«L’Église ne doit pas laisser les couples livrés à eux-mêmes»
Préparer les couples au mariage, c’est bien. Les accompagner ensuite c’est mieux. Telle est la conviction de Gabriella Gambino. Dans un entretien à I.MEDIA, la sous-secrétaire du Dicastère pour les laïcs, la famille et la vie revient sur l’attention que l’Église doit apporter aux couples.
Propos recueillis par Cyprien Viet/I.Média
Dans la lignée des deux assemblées synodales sur la famille menées au début du pontificat du pape François et de son exhortation apostolique Amoris Laetitia, publiée en 2016, le Vatican cherche à faire «infuser» de nouvelles pratiques dans l’accompagnement des couples, explique Gabriella Gambino, qui est elle-même mariée et mère de cinq enfants.
Dans cette perspective, les Itinéraires catéchuménaux pour la vie conjugale, publiés en juin 2022, présentent de nombreuses propositions pour inciter les paroisses et les mouvements chrétiens à accompagner les couples dans leur préparation au mariage et dans le déploiement de leur vie conjugale, dans une dynamique de fidélité et d’ouverture à la vie. Le Pacte familial mondial – ou Global Family Compact – publié en mai 2023, tout en élargissant les perspectives, prolonge également cette thématique en insistant sur la formation des couples et leur témoignage chrétien dans des sociétés pluralistes, et parfois indifférentes.
L’accompagnement des couples, avant et après le mariage, est-il une pratique pastorale nouvelle dans l’histoire de l’Église?
En soi, l’accompagnement pastoral de la célébration du mariage et l’aide aux époux pour mener une vie chrétienne étaient déjà prévus par le Code de Droit Canonique, mais en tant que «pratique pastorale», cela ne s’est imposé que récemment. Dans son exhortation Amoris Laetitia, le pape François invite l’Église à reconsidérer avec soin et attention le parcours des couples qui cherchent à vivre le sacrement du mariage. Le pape, faisant écho à Familiaris Consortio (exhortation apostolique publiée par Jean-Paul II en 1981, ndlr), voit dans cette pratique une clé pour aider les nouvelles générations à comprendre ce que les familles essayaient autrefois «normalement» de transmettre à leurs enfants, à savoir l’importance et la signification de se marier et de fonder une famille.
○ ○ ○ ○ ○
### [Consigne 1]
Pour chacune des affirmations suivantes, indiquez par oui ou par non si elle concorde avec l'entretien sur l'accompagnement des couples, et citez les mots exacts qui tranchent. (a) Gabriella Gambino est mère de cinq enfants. (b) Les Itinéraires catéchuménaux pour la vie conjugale ont paru en mai 2023. (c) Familiaris Consortio est une exhortation apostolique publiée par Jean-Paul II en 1981.
### [Consigne 2]
Poursuivez l'entretien sur l'accompagnement des couples en reprenant juste après sa dernière phrase.
Les items qui suivent n'entrent pas en jeu ici.
○ ○ ○ ○ ○
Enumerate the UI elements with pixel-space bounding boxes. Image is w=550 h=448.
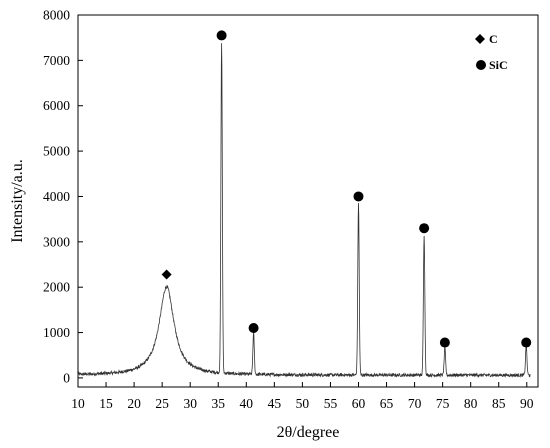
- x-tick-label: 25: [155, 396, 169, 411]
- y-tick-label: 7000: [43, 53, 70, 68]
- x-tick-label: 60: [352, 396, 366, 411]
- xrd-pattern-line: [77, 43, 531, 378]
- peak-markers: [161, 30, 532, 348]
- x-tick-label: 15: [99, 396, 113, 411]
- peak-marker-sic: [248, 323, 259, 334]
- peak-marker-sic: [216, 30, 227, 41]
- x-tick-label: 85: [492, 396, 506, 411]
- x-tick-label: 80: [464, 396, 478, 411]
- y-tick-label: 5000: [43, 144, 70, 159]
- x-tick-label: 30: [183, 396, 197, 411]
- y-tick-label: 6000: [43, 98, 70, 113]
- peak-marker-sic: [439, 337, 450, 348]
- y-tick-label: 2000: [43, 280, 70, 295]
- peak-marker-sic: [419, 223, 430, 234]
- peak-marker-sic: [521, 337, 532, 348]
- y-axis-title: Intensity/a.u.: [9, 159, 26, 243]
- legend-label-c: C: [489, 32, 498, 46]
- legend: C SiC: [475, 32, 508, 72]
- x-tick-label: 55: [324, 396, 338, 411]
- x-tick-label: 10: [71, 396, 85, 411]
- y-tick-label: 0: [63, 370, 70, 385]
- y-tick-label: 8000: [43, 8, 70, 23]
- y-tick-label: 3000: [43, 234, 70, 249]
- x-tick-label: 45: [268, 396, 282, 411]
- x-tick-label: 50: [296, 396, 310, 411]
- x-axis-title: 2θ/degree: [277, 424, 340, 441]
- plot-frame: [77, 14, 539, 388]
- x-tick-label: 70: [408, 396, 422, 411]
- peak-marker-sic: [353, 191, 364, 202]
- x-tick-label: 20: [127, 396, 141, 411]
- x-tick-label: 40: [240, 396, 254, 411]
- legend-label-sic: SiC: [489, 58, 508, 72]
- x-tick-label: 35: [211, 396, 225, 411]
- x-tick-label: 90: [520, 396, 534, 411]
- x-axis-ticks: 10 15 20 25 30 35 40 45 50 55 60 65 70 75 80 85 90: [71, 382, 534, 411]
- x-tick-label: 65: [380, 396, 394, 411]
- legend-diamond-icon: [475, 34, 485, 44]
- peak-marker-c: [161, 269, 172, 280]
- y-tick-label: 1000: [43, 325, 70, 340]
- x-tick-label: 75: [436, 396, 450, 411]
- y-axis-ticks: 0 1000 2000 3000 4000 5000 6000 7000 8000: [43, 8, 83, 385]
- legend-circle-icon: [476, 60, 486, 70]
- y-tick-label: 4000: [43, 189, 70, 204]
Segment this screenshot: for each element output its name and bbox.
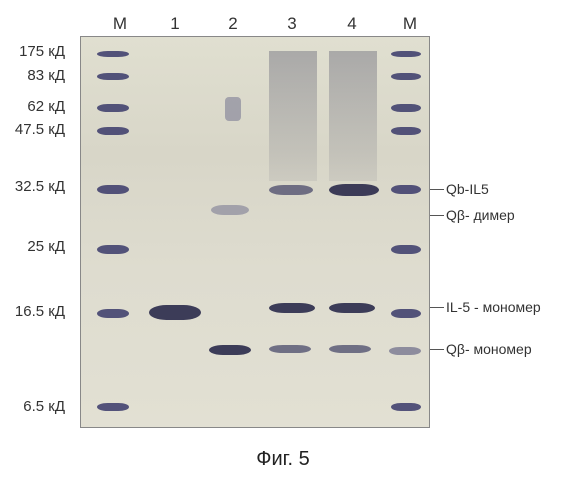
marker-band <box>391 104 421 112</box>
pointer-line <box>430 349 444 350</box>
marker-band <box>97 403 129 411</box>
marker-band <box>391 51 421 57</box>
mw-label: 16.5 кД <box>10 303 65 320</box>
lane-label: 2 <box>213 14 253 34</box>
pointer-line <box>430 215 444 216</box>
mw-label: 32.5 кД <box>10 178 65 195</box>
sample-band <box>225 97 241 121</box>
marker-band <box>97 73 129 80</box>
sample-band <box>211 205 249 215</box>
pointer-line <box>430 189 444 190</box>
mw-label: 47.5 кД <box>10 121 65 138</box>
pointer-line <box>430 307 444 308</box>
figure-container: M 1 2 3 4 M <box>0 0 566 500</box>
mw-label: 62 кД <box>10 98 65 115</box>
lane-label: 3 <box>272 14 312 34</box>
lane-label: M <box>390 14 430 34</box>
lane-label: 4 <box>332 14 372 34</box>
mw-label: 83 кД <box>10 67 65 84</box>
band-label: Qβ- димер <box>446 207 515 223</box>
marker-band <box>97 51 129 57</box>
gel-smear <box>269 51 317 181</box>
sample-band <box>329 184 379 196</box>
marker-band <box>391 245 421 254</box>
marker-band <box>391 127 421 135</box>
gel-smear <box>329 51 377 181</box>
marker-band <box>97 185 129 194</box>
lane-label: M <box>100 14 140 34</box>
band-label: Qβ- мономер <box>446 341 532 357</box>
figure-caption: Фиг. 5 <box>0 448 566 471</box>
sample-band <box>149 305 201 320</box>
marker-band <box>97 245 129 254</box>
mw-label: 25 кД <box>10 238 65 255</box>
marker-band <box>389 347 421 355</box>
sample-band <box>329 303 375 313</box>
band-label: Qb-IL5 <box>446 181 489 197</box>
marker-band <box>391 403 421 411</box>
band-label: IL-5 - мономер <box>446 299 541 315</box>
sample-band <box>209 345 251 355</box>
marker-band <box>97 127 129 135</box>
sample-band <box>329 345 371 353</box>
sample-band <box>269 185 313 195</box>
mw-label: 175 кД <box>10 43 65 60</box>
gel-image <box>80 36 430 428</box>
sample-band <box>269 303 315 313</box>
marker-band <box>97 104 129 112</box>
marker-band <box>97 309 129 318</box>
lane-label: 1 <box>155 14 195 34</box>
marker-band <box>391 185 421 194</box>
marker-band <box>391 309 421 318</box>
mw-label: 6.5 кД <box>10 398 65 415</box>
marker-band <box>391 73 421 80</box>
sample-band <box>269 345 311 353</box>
○ ○ ○ ○ ○
### [Réponse 1]
(a) Oui : «qui est elle-même mariée et mère de cinq enfants».
(b) Non : «publiés en juin 2022».
(c) Oui : «exhortation apostolique publiée par Jean-Paul II en 1981».

### [Réponse 2]
«Le mariage est une véritable vocation, comme le sacerdoce, qui exige un discernement adéquat avant, mais aussi après, pour accompagner les époux»
L’accompagnement sur la durée des couples n’était pas une nécessité imposée à l’attention de l’Église, car il se produisait spontanément dans la vie quotidienne des familles et des communautés chrétiennes. Aujourd’hui, la sécularisation et les défis anthropologiques et culturels qui influencent la vision que nos enfants ont du mariage et de la famille nous obligent, en tant qu’Église, à travailler différemment au niveau pastoral, en offrant un accompagnement spécifique, avant et après le mariage.
Il faut surtout une annonce différente, centrée sur la nécessité de faire comprendre que le mariage est une véritable vocation, comme le sacerdoce, qui exige un discernement adéquat avant le mariage, mais aussi après, pour accompagner les époux dans toutes les étapes de la vie conjugale. Nous ne pouvons plus préparer les couples uniquement à la célébration du rite, mais nous devons les accompagner dans la vie conjugale.
Ce n’est qu’ainsi que nous pourrons réduire le nombre élevé de mariages s’avérant nuls qui sont encore célébrés aujourd’hui par manque de consentement. Il s’agit aussi de faire découvrir la beauté d’une vocation à des jeunes qui, autrement, choisiraient de vivre en concubinage, et de soutenir les époux dans le sacrement, en évitant qu’ils ne se séparent au bout de quelques années. Nous devons prendre soin des époux, tout comme nous prenons soin des prêtres et de leur vocation tout au long de leur vie.
«Les époux doivent avoir des rôles et des responsabilités dans les équipes pastorales dédiées à l’accompagnement du sacrement du mariage»
La responsabilité des prêtres dans l’accompagnement des couples devrait-elle être mieux prise en compte dans leur formation initiale, dans les séminaires, mais aussi dans leur formation continue?
Je voudrais tout d’abord souligner la complémentarité et la coresponsabilité, au sein de l’Église, entre le sacrement de l’ordre et le sacrement du mariage. Tous deux sont des dons que le Seigneur accorde «pour l’édification du peuple de Dieu». Les prêtres et les époux sont appelés à travailler ensemble, de sorte que l’accompagnement des couples n’incombe pas seulement aux prêtres, mais aussi aux époux, et c’est à cette fin que les époux devraient avoir des rôles et des responsabilités dans les équipes pastorales dédiées à l’accompagnement du sacrement du mariage.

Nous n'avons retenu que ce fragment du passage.